**WHAT IS ASKED**
From the entries below, copy out every line with "JSON" in it.
************
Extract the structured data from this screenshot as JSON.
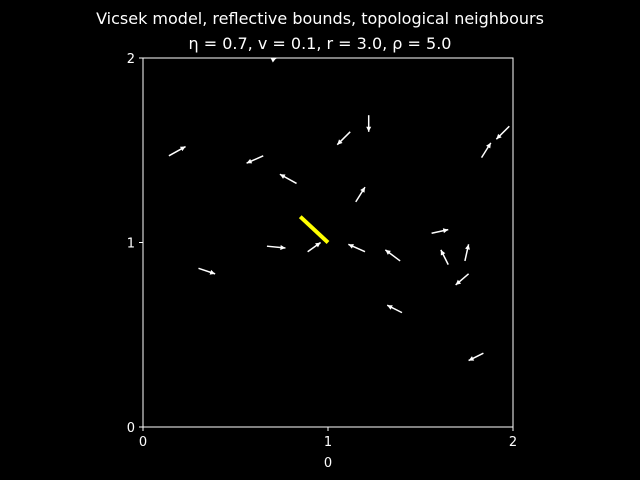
{
  "chart_data": {
    "type": "quiver",
    "title": "Vicsek model, reflective bounds, topological neighbours",
    "subtitle": {
      "eta_label": "η = 0.7",
      "v_label": "v = 0.1",
      "r_label": "r = 3.0",
      "rho_label": "ρ = 5.0"
    },
    "xlabel": "0",
    "ylabel": "",
    "xlim": [
      0,
      2
    ],
    "ylim": [
      0,
      2
    ],
    "x_ticks": [
      0,
      1,
      2
    ],
    "y_ticks": [
      0,
      1,
      2
    ],
    "x_tick_labels": [
      "0",
      "1",
      "2"
    ],
    "y_tick_labels": [
      "0",
      "1",
      "2"
    ],
    "grid": false,
    "colors": {
      "background": "#000000",
      "arrows": "#ffffff",
      "highlight": "#ffff00",
      "axes": "#ffffff"
    },
    "highlight": {
      "x": 1.0,
      "y": 1.0,
      "x2": 0.85,
      "y2": 1.14
    },
    "arrows": [
      {
        "x": 0.14,
        "y": 1.47,
        "x2": 0.23,
        "y2": 1.52
      },
      {
        "x": 0.65,
        "y": 1.47,
        "x2": 0.56,
        "y2": 1.43
      },
      {
        "x": 0.83,
        "y": 1.32,
        "x2": 0.74,
        "y2": 1.37
      },
      {
        "x": 1.12,
        "y": 1.6,
        "x2": 1.05,
        "y2": 1.53
      },
      {
        "x": 1.22,
        "y": 1.69,
        "x2": 1.22,
        "y2": 1.6
      },
      {
        "x": 1.15,
        "y": 1.22,
        "x2": 1.2,
        "y2": 1.3
      },
      {
        "x": 1.83,
        "y": 1.46,
        "x2": 1.88,
        "y2": 1.54
      },
      {
        "x": 1.98,
        "y": 1.63,
        "x2": 1.91,
        "y2": 1.56
      },
      {
        "x": 0.67,
        "y": 0.98,
        "x2": 0.77,
        "y2": 0.97
      },
      {
        "x": 0.89,
        "y": 0.95,
        "x2": 0.96,
        "y2": 1.0
      },
      {
        "x": 1.2,
        "y": 0.95,
        "x2": 1.11,
        "y2": 0.99
      },
      {
        "x": 1.39,
        "y": 0.9,
        "x2": 1.31,
        "y2": 0.96
      },
      {
        "x": 1.56,
        "y": 1.05,
        "x2": 1.65,
        "y2": 1.07
      },
      {
        "x": 1.65,
        "y": 0.88,
        "x2": 1.61,
        "y2": 0.96
      },
      {
        "x": 1.74,
        "y": 0.9,
        "x2": 1.76,
        "y2": 0.99
      },
      {
        "x": 1.76,
        "y": 0.83,
        "x2": 1.69,
        "y2": 0.77
      },
      {
        "x": 0.3,
        "y": 0.86,
        "x2": 0.39,
        "y2": 0.83
      },
      {
        "x": 1.4,
        "y": 0.62,
        "x2": 1.32,
        "y2": 0.66
      },
      {
        "x": 1.84,
        "y": 0.4,
        "x2": 1.76,
        "y2": 0.36
      },
      {
        "x": 0.7,
        "y": 1.99,
        "x2": 0.72,
        "y2": 2.0
      }
    ]
  }
}
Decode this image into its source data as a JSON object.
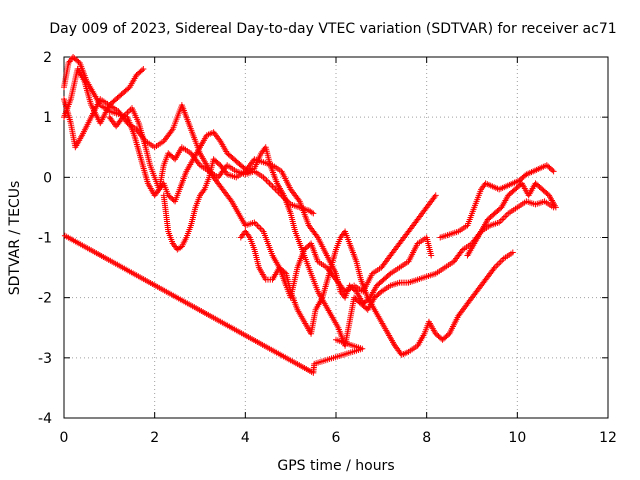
{
  "chart_data": {
    "type": "scatter",
    "title": "Day 009 of 2023, Sidereal Day-to-day VTEC variation (SDTVAR) for receiver ac71",
    "xlabel": "GPS time / hours",
    "ylabel": "SDTVAR / TECUs",
    "xlim": [
      0,
      12
    ],
    "ylim": [
      -4,
      2
    ],
    "x_ticks": [
      "0",
      "2",
      "4",
      "6",
      "8",
      "10",
      "12"
    ],
    "y_ticks": [
      "-4",
      "-3",
      "-2",
      "-1",
      "0",
      "1",
      "2"
    ],
    "grid": true,
    "marker": "+",
    "color": "#ff0000",
    "series": [
      {
        "points": [
          [
            0.0,
            1.5
          ],
          [
            0.1,
            1.9
          ],
          [
            0.2,
            2.0
          ],
          [
            0.35,
            1.9
          ],
          [
            0.5,
            1.6
          ],
          [
            0.65,
            1.4
          ],
          [
            0.8,
            1.2
          ],
          [
            1.0,
            1.1
          ],
          [
            1.2,
            1.05
          ],
          [
            1.4,
            1.0
          ],
          [
            1.55,
            0.7
          ],
          [
            1.7,
            0.3
          ],
          [
            1.85,
            -0.1
          ],
          [
            2.0,
            -0.3
          ],
          [
            2.1,
            -0.2
          ],
          [
            2.2,
            0.2
          ],
          [
            2.3,
            0.4
          ],
          [
            2.45,
            0.3
          ],
          [
            2.6,
            0.5
          ],
          [
            2.8,
            0.4
          ],
          [
            3.0,
            0.2
          ],
          [
            3.2,
            0.1
          ],
          [
            3.4,
            0.0
          ],
          [
            3.6,
            0.2
          ],
          [
            3.8,
            0.1
          ],
          [
            4.0,
            0.05
          ],
          [
            4.2,
            0.1
          ],
          [
            4.4,
            0.0
          ],
          [
            4.6,
            -0.15
          ],
          [
            4.8,
            -0.3
          ],
          [
            5.0,
            -0.45
          ],
          [
            5.2,
            -0.5
          ],
          [
            5.4,
            -0.55
          ],
          [
            5.5,
            -0.6
          ]
        ]
      },
      {
        "points": [
          [
            0.0,
            1.0
          ],
          [
            0.15,
            1.3
          ],
          [
            0.3,
            1.8
          ],
          [
            0.45,
            1.6
          ],
          [
            0.6,
            1.2
          ],
          [
            0.8,
            0.9
          ],
          [
            1.0,
            1.2
          ],
          [
            1.15,
            1.3
          ],
          [
            1.3,
            1.4
          ],
          [
            1.45,
            1.5
          ],
          [
            1.6,
            1.7
          ],
          [
            1.75,
            1.8
          ]
        ]
      },
      {
        "points": [
          [
            0.0,
            1.3
          ],
          [
            0.15,
            0.9
          ],
          [
            0.25,
            0.5
          ],
          [
            0.4,
            0.7
          ],
          [
            0.6,
            1.0
          ],
          [
            0.8,
            1.3
          ],
          [
            1.0,
            1.2
          ],
          [
            1.2,
            1.1
          ],
          [
            1.4,
            0.9
          ],
          [
            1.6,
            0.8
          ],
          [
            1.8,
            0.6
          ],
          [
            2.0,
            0.5
          ],
          [
            2.2,
            0.6
          ],
          [
            2.4,
            0.8
          ],
          [
            2.5,
            1.0
          ],
          [
            2.6,
            1.2
          ],
          [
            2.75,
            0.9
          ],
          [
            2.9,
            0.6
          ],
          [
            3.0,
            0.4
          ],
          [
            3.15,
            0.2
          ],
          [
            3.3,
            0.0
          ],
          [
            3.5,
            -0.2
          ],
          [
            3.7,
            -0.4
          ],
          [
            3.85,
            -0.6
          ],
          [
            4.0,
            -0.8
          ],
          [
            4.2,
            -0.75
          ],
          [
            4.4,
            -0.9
          ],
          [
            4.5,
            -1.1
          ],
          [
            4.6,
            -1.3
          ],
          [
            4.75,
            -1.5
          ],
          [
            4.9,
            -1.8
          ],
          [
            5.0,
            -2.0
          ],
          [
            5.15,
            -1.5
          ],
          [
            5.3,
            -1.2
          ],
          [
            5.45,
            -1.1
          ],
          [
            5.6,
            -1.4
          ],
          [
            5.8,
            -1.5
          ],
          [
            6.0,
            -1.7
          ],
          [
            6.2,
            -1.9
          ],
          [
            6.4,
            -1.8
          ],
          [
            6.6,
            -1.9
          ],
          [
            6.8,
            -1.6
          ],
          [
            7.0,
            -1.5
          ],
          [
            7.2,
            -1.3
          ],
          [
            7.4,
            -1.1
          ],
          [
            7.6,
            -0.9
          ],
          [
            7.8,
            -0.7
          ],
          [
            8.0,
            -0.5
          ],
          [
            8.2,
            -0.3
          ]
        ]
      },
      {
        "points": [
          [
            1.0,
            1.0
          ],
          [
            1.15,
            0.85
          ],
          [
            1.3,
            1.0
          ],
          [
            1.5,
            1.15
          ],
          [
            1.65,
            0.9
          ],
          [
            1.8,
            0.5
          ],
          [
            1.9,
            0.2
          ],
          [
            2.0,
            0.0
          ],
          [
            2.1,
            -0.2
          ],
          [
            2.2,
            -0.1
          ],
          [
            2.3,
            -0.3
          ],
          [
            2.45,
            -0.4
          ],
          [
            2.55,
            -0.2
          ],
          [
            2.7,
            0.1
          ],
          [
            2.85,
            0.3
          ],
          [
            3.0,
            0.5
          ],
          [
            3.15,
            0.7
          ],
          [
            3.3,
            0.75
          ],
          [
            3.45,
            0.6
          ],
          [
            3.6,
            0.4
          ],
          [
            3.75,
            0.3
          ],
          [
            3.9,
            0.2
          ],
          [
            4.05,
            0.1
          ],
          [
            4.2,
            0.15
          ],
          [
            4.35,
            0.4
          ],
          [
            4.45,
            0.5
          ],
          [
            4.55,
            0.2
          ],
          [
            4.7,
            -0.1
          ],
          [
            4.85,
            -0.3
          ],
          [
            5.0,
            -0.6
          ],
          [
            5.1,
            -0.9
          ],
          [
            5.2,
            -1.1
          ],
          [
            5.3,
            -1.3
          ],
          [
            5.4,
            -1.5
          ],
          [
            5.5,
            -1.7
          ],
          [
            5.6,
            -1.9
          ],
          [
            5.75,
            -2.1
          ],
          [
            5.9,
            -2.3
          ],
          [
            6.05,
            -2.5
          ],
          [
            6.2,
            -2.8
          ],
          [
            6.3,
            -2.4
          ],
          [
            6.4,
            -2.0
          ],
          [
            6.55,
            -2.1
          ],
          [
            6.7,
            -2.2
          ],
          [
            6.85,
            -2.0
          ],
          [
            7.0,
            -1.9
          ],
          [
            7.2,
            -1.8
          ],
          [
            7.4,
            -1.75
          ],
          [
            7.6,
            -1.75
          ],
          [
            7.8,
            -1.7
          ],
          [
            8.0,
            -1.65
          ],
          [
            8.2,
            -1.6
          ],
          [
            8.4,
            -1.5
          ],
          [
            8.6,
            -1.4
          ],
          [
            8.8,
            -1.2
          ],
          [
            9.0,
            -1.1
          ],
          [
            9.2,
            -0.9
          ],
          [
            9.4,
            -0.8
          ],
          [
            9.6,
            -0.75
          ],
          [
            9.8,
            -0.6
          ],
          [
            10.0,
            -0.5
          ],
          [
            10.2,
            -0.4
          ],
          [
            10.4,
            -0.45
          ],
          [
            10.6,
            -0.4
          ],
          [
            10.8,
            -0.5
          ]
        ]
      },
      {
        "points": [
          [
            2.2,
            -0.3
          ],
          [
            2.3,
            -0.9
          ],
          [
            2.4,
            -1.1
          ],
          [
            2.5,
            -1.2
          ],
          [
            2.6,
            -1.15
          ],
          [
            2.7,
            -1.0
          ],
          [
            2.8,
            -0.8
          ],
          [
            2.9,
            -0.5
          ],
          [
            3.0,
            -0.3
          ],
          [
            3.1,
            -0.2
          ],
          [
            3.2,
            0.0
          ],
          [
            3.3,
            0.3
          ],
          [
            3.45,
            0.2
          ],
          [
            3.6,
            0.05
          ],
          [
            3.8,
            0.0
          ],
          [
            4.0,
            0.1
          ],
          [
            4.2,
            0.3
          ],
          [
            4.4,
            0.25
          ],
          [
            4.6,
            0.2
          ],
          [
            4.8,
            0.1
          ],
          [
            5.0,
            -0.2
          ],
          [
            5.2,
            -0.4
          ],
          [
            5.4,
            -0.8
          ],
          [
            5.6,
            -1.0
          ],
          [
            5.8,
            -1.3
          ],
          [
            6.0,
            -1.6
          ],
          [
            6.1,
            -1.9
          ],
          [
            6.2,
            -2.0
          ],
          [
            6.3,
            -1.8
          ],
          [
            6.45,
            -1.9
          ],
          [
            6.6,
            -2.1
          ],
          [
            6.75,
            -2.0
          ],
          [
            6.9,
            -1.8
          ],
          [
            7.05,
            -1.7
          ],
          [
            7.2,
            -1.6
          ],
          [
            7.4,
            -1.5
          ],
          [
            7.6,
            -1.4
          ],
          [
            7.8,
            -1.1
          ],
          [
            8.0,
            -1.0
          ],
          [
            8.1,
            -1.3
          ]
        ]
      },
      {
        "points": [
          [
            3.9,
            -1.0
          ],
          [
            4.0,
            -0.9
          ],
          [
            4.1,
            -1.0
          ],
          [
            4.2,
            -1.2
          ],
          [
            4.3,
            -1.5
          ],
          [
            4.45,
            -1.7
          ],
          [
            4.6,
            -1.7
          ],
          [
            4.75,
            -1.5
          ],
          [
            4.9,
            -1.6
          ],
          [
            5.0,
            -1.9
          ],
          [
            5.15,
            -2.2
          ],
          [
            5.3,
            -2.4
          ],
          [
            5.45,
            -2.6
          ],
          [
            5.55,
            -2.2
          ],
          [
            5.7,
            -2.0
          ],
          [
            5.85,
            -1.6
          ],
          [
            6.0,
            -1.2
          ],
          [
            6.1,
            -1.0
          ],
          [
            6.2,
            -0.9
          ],
          [
            6.3,
            -1.1
          ],
          [
            6.45,
            -1.4
          ],
          [
            6.55,
            -1.7
          ],
          [
            6.7,
            -2.0
          ],
          [
            6.85,
            -2.2
          ],
          [
            7.0,
            -2.4
          ],
          [
            7.15,
            -2.6
          ],
          [
            7.3,
            -2.8
          ],
          [
            7.45,
            -2.95
          ],
          [
            7.6,
            -2.9
          ],
          [
            7.8,
            -2.8
          ],
          [
            7.95,
            -2.6
          ],
          [
            8.05,
            -2.4
          ],
          [
            8.2,
            -2.6
          ],
          [
            8.35,
            -2.7
          ],
          [
            8.5,
            -2.6
          ],
          [
            8.7,
            -2.3
          ],
          [
            8.9,
            -2.1
          ],
          [
            9.1,
            -1.9
          ],
          [
            9.3,
            -1.7
          ],
          [
            9.5,
            -1.5
          ],
          [
            9.7,
            -1.35
          ],
          [
            9.9,
            -1.25
          ]
        ]
      },
      {
        "points": [
          [
            8.3,
            -1.0
          ],
          [
            8.5,
            -0.95
          ],
          [
            8.7,
            -0.9
          ],
          [
            8.9,
            -0.8
          ],
          [
            9.0,
            -0.6
          ],
          [
            9.1,
            -0.4
          ],
          [
            9.2,
            -0.2
          ],
          [
            9.3,
            -0.1
          ],
          [
            9.45,
            -0.15
          ],
          [
            9.6,
            -0.2
          ],
          [
            9.75,
            -0.15
          ],
          [
            9.9,
            -0.1
          ],
          [
            10.05,
            -0.05
          ],
          [
            10.2,
            0.05
          ],
          [
            10.35,
            0.1
          ],
          [
            10.5,
            0.15
          ],
          [
            10.65,
            0.2
          ],
          [
            10.8,
            0.1
          ]
        ]
      },
      {
        "points": [
          [
            8.9,
            -1.3
          ],
          [
            9.05,
            -1.1
          ],
          [
            9.2,
            -0.9
          ],
          [
            9.35,
            -0.7
          ],
          [
            9.5,
            -0.6
          ],
          [
            9.65,
            -0.5
          ],
          [
            9.8,
            -0.3
          ],
          [
            9.95,
            -0.2
          ],
          [
            10.1,
            -0.1
          ],
          [
            10.25,
            -0.3
          ],
          [
            10.4,
            -0.1
          ],
          [
            10.55,
            -0.2
          ],
          [
            10.7,
            -0.3
          ],
          [
            10.85,
            -0.5
          ]
        ]
      },
      {
        "points": [
          [
            0.02,
            -0.97
          ],
          [
            5.5,
            -3.25
          ],
          [
            5.52,
            -3.1
          ],
          [
            6.58,
            -2.85
          ],
          [
            6.0,
            -2.7
          ]
        ]
      }
    ]
  }
}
************
**EXPECTED OUTPUT**
Extract the structured data from this screenshot as JSON.
Decode this image into its source data as a JSON object.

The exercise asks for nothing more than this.